The exercise: Return all lines in the material below that contain "screenshot".

Data provided:
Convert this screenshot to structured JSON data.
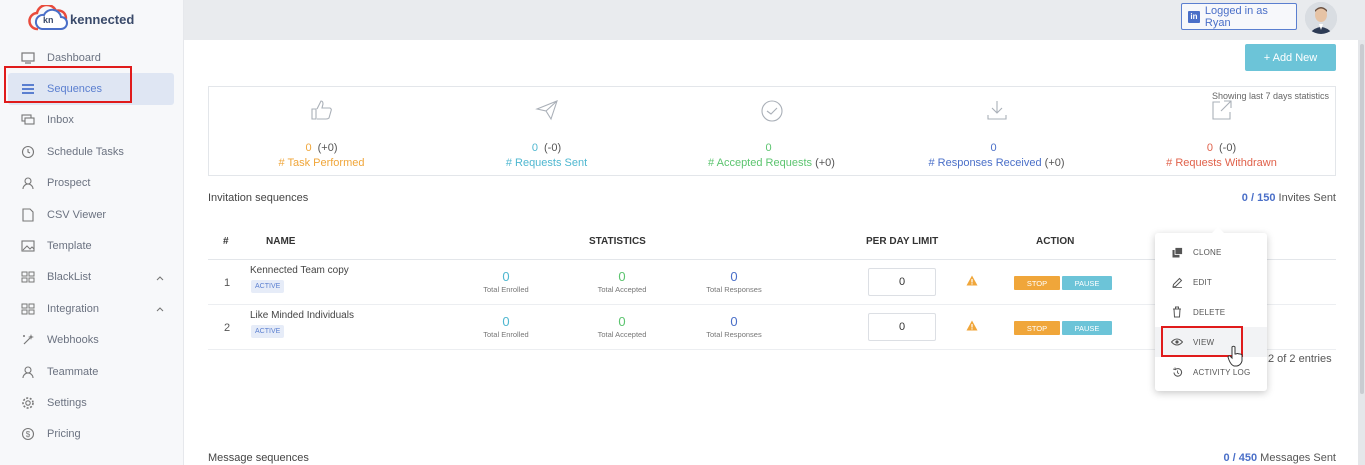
{
  "app": {
    "brand": "kennected",
    "logo_mark": "kn"
  },
  "sidebar": {
    "items": [
      {
        "label": "Dashboard",
        "icon": "monitor-icon"
      },
      {
        "label": "Sequences",
        "icon": "list-icon",
        "active": true
      },
      {
        "label": "Inbox",
        "icon": "chat-icon"
      },
      {
        "label": "Schedule Tasks",
        "icon": "clock-icon"
      },
      {
        "label": "Prospect",
        "icon": "user-icon"
      },
      {
        "label": "CSV Viewer",
        "icon": "file-icon"
      },
      {
        "label": "Template",
        "icon": "image-icon"
      },
      {
        "label": "BlackList",
        "icon": "grid-icon",
        "expandable": true
      },
      {
        "label": "Integration",
        "icon": "grid-icon",
        "expandable": true
      },
      {
        "label": "Webhooks",
        "icon": "sparkle-icon"
      },
      {
        "label": "Teammate",
        "icon": "user-icon"
      },
      {
        "label": "Settings",
        "icon": "gear-icon"
      },
      {
        "label": "Pricing",
        "icon": "dollar-icon"
      }
    ]
  },
  "header": {
    "linkedin_badge": "in",
    "login_status": "Logged in as Ryan"
  },
  "toolbar": {
    "add_new": "+ Add New"
  },
  "stats": {
    "note": "Showing last 7 days statistics",
    "items": [
      {
        "value": "0",
        "delta": "(+0)",
        "label": "# Task Performed",
        "label_delta": "",
        "color": "#f0a63a",
        "icon": "thumbs-up-icon"
      },
      {
        "value": "0",
        "delta": "(-0)",
        "label": "# Requests Sent",
        "label_delta": "",
        "color": "#4fb7d0",
        "icon": "paper-plane-icon"
      },
      {
        "value": "0",
        "delta": "",
        "label": "# Accepted Requests",
        "label_delta": "(+0)",
        "color": "#5cc46f",
        "icon": "check-circle-icon"
      },
      {
        "value": "0",
        "delta": "",
        "label": "# Responses Received",
        "label_delta": "(+0)",
        "color": "#4a6fc8",
        "icon": "download-icon"
      },
      {
        "value": "0",
        "delta": "(-0)",
        "label": "# Requests Withdrawn",
        "label_delta": "",
        "color": "#e0614a",
        "icon": "external-link-icon"
      }
    ]
  },
  "invitations": {
    "title": "Invitation sequences",
    "sent_count": "0",
    "sent_total": "/ 150",
    "sent_suffix": "Invites Sent",
    "columns": {
      "num": "#",
      "name": "NAME",
      "statistics": "STATISTICS",
      "limit": "PER DAY LIMIT",
      "action": "ACTION"
    },
    "rows": [
      {
        "num": "1",
        "name": "Kennected Team copy",
        "status": "ACTIVE",
        "enrolled": "0",
        "accepted": "0",
        "responses": "0",
        "limit": "0"
      },
      {
        "num": "2",
        "name": "Like Minded Individuals",
        "status": "ACTIVE",
        "enrolled": "0",
        "accepted": "0",
        "responses": "0",
        "limit": "0"
      }
    ],
    "metric_labels": {
      "enrolled": "Total Enrolled",
      "accepted": "Total Accepted",
      "responses": "Total Responses"
    },
    "stop_label": "STOP",
    "pause_label": "PAUSE",
    "entries": "2 of 2 entries"
  },
  "action_menu": {
    "items": [
      {
        "label": "CLONE",
        "icon": "clone-icon"
      },
      {
        "label": "EDIT",
        "icon": "pencil-icon"
      },
      {
        "label": "DELETE",
        "icon": "trash-icon"
      },
      {
        "label": "VIEW",
        "icon": "eye-icon",
        "hovered": true
      },
      {
        "label": "ACTIVITY LOG",
        "icon": "history-icon"
      }
    ]
  },
  "messages": {
    "title": "Message sequences",
    "sent_count": "0",
    "sent_total": "/ 450",
    "sent_suffix": "Messages Sent"
  },
  "colors": {
    "accent": "#5b7fd0",
    "teal": "#6cc4d8",
    "orange": "#f0a63a",
    "green": "#5cc46f",
    "red": "#e0614a",
    "highlight": "#e01b1b"
  }
}
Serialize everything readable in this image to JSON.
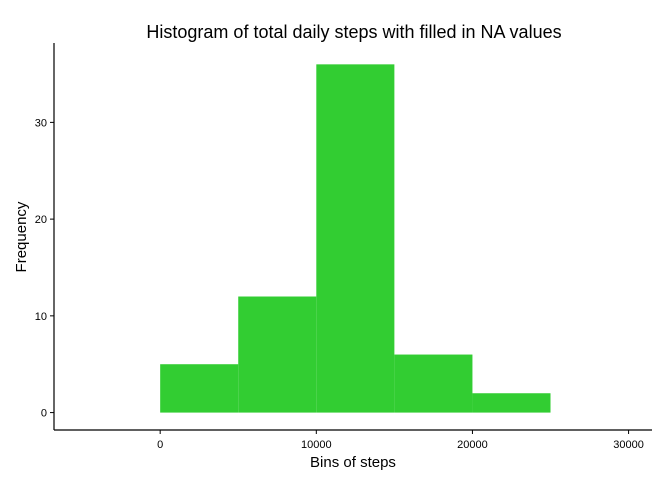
{
  "chart_data": {
    "type": "bar",
    "title": "Histogram of total daily steps with filled in NA values",
    "xlabel": "Bins of steps",
    "ylabel": "Frequency",
    "bins": [
      {
        "start": 0,
        "end": 5000,
        "count": 5
      },
      {
        "start": 5000,
        "end": 10000,
        "count": 12
      },
      {
        "start": 10000,
        "end": 15000,
        "count": 36
      },
      {
        "start": 15000,
        "end": 20000,
        "count": 6
      },
      {
        "start": 20000,
        "end": 25000,
        "count": 2
      }
    ],
    "xlim": [
      -6800,
      31500
    ],
    "ylim": [
      -1.8,
      38
    ],
    "xticks": [
      0,
      10000,
      20000,
      30000
    ],
    "yticks": [
      0,
      10,
      20,
      30
    ],
    "bar_color": "#32CD32",
    "grid": false,
    "legend": "none"
  }
}
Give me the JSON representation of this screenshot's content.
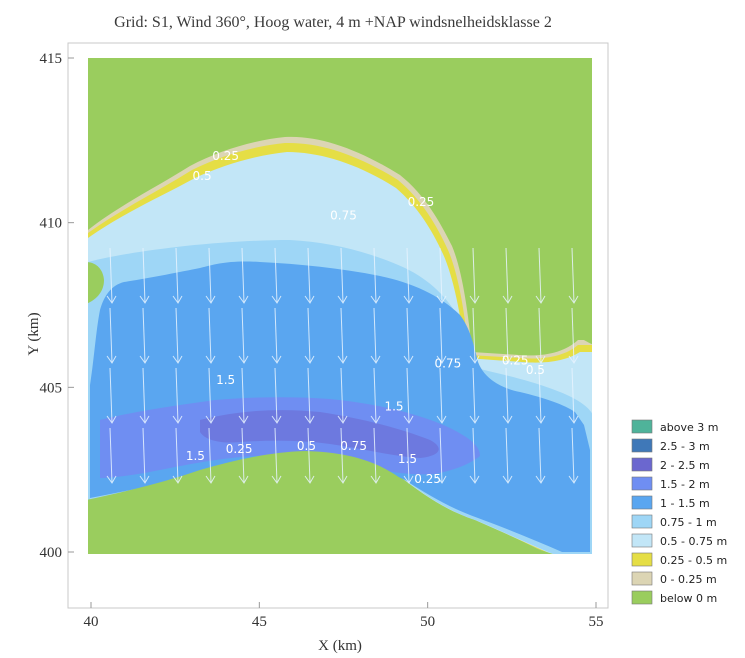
{
  "chart_data": {
    "type": "heatmap",
    "title": "Grid: S1, Wind 360°, Hoog water, 4 m +NAP windsnelheidsklasse 2",
    "xlabel": "X (km)",
    "ylabel": "Y (km)",
    "xlim": [
      40,
      55
    ],
    "ylim": [
      400,
      415
    ],
    "x_ticks": [
      "40",
      "45",
      "50",
      "55"
    ],
    "y_ticks": [
      "400",
      "405",
      "410",
      "415"
    ],
    "legend_position": "right",
    "legend": [
      {
        "label": "above 3 m",
        "color": "#4fb39a"
      },
      {
        "label": "2.5 - 3 m",
        "color": "#3f78b8"
      },
      {
        "label": "2 - 2.5 m",
        "color": "#6b67cf"
      },
      {
        "label": "1.5 - 2 m",
        "color": "#6f8ef2"
      },
      {
        "label": "1 - 1.5 m",
        "color": "#5aa6f0"
      },
      {
        "label": "0.75 - 1 m",
        "color": "#9ed6f6"
      },
      {
        "label": "0.5 - 0.75 m",
        "color": "#c2e6f7"
      },
      {
        "label": "0.25 - 0.5 m",
        "color": "#e5de45"
      },
      {
        "label": "0 - 0.25 m",
        "color": "#dcd5b4"
      },
      {
        "label": "below 0 m",
        "color": "#9acd5e"
      }
    ],
    "contour_labels": [
      {
        "text": "0.25",
        "x": 44.0,
        "y": 411.9
      },
      {
        "text": "0.5",
        "x": 43.3,
        "y": 411.3
      },
      {
        "text": "0.75",
        "x": 47.5,
        "y": 410.1
      },
      {
        "text": "0.25",
        "x": 49.8,
        "y": 410.5
      },
      {
        "text": "0.75",
        "x": 50.6,
        "y": 405.6
      },
      {
        "text": "0.25",
        "x": 52.6,
        "y": 405.7
      },
      {
        "text": "0.5",
        "x": 53.2,
        "y": 405.4
      },
      {
        "text": "1.5",
        "x": 44.0,
        "y": 405.1
      },
      {
        "text": "1.5",
        "x": 49.0,
        "y": 404.3
      },
      {
        "text": "1.5",
        "x": 43.1,
        "y": 402.8
      },
      {
        "text": "0.25",
        "x": 44.4,
        "y": 403.0
      },
      {
        "text": "0.5",
        "x": 46.4,
        "y": 403.1
      },
      {
        "text": "0.75",
        "x": 47.8,
        "y": 403.1
      },
      {
        "text": "1.5",
        "x": 49.4,
        "y": 402.7
      },
      {
        "text": "0.25",
        "x": 50.0,
        "y": 402.1
      }
    ],
    "wind_direction_deg": 360
  }
}
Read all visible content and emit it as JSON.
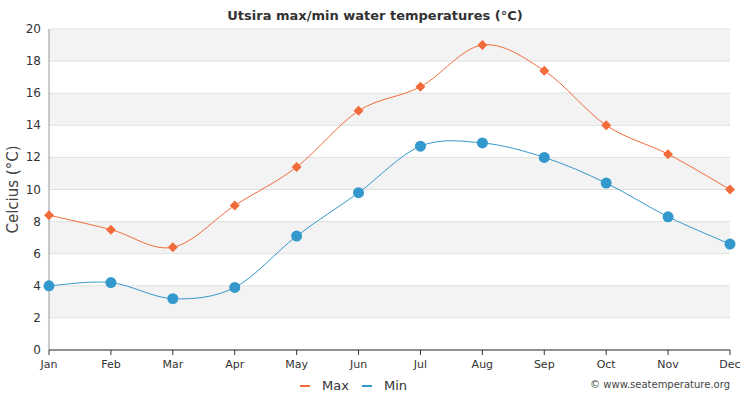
{
  "chart_data": {
    "type": "line",
    "title": "Utsira max/min water temperatures (°C)",
    "y_label": "Celcius (°C)",
    "annotations": [
      "© www.seatemperature.org"
    ],
    "categories": [
      "Jan",
      "Feb",
      "Mar",
      "Apr",
      "May",
      "Jun",
      "Jul",
      "Aug",
      "Sep",
      "Oct",
      "Nov",
      "Dec"
    ],
    "series": [
      {
        "name": "Max",
        "color": "#f26b3a",
        "marker": "diamond",
        "values": [
          8.4,
          7.5,
          6.4,
          9.0,
          11.4,
          14.9,
          16.4,
          19.0,
          17.4,
          14.0,
          12.2,
          10.0
        ]
      },
      {
        "name": "Min",
        "color": "#3399cc",
        "marker": "circle",
        "values": [
          4.0,
          4.2,
          3.2,
          3.9,
          7.1,
          9.8,
          12.7,
          12.9,
          12.0,
          10.4,
          8.3,
          6.6
        ]
      }
    ],
    "ylim": [
      0,
      20
    ],
    "yticks": [
      0,
      2,
      4,
      6,
      8,
      10,
      12,
      14,
      16,
      18,
      20
    ],
    "grid": true,
    "legend": "bottom"
  }
}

Answer to the exercise:
Convert this screenshot to structured JSON data.
Give me the JSON representation of this screenshot's content.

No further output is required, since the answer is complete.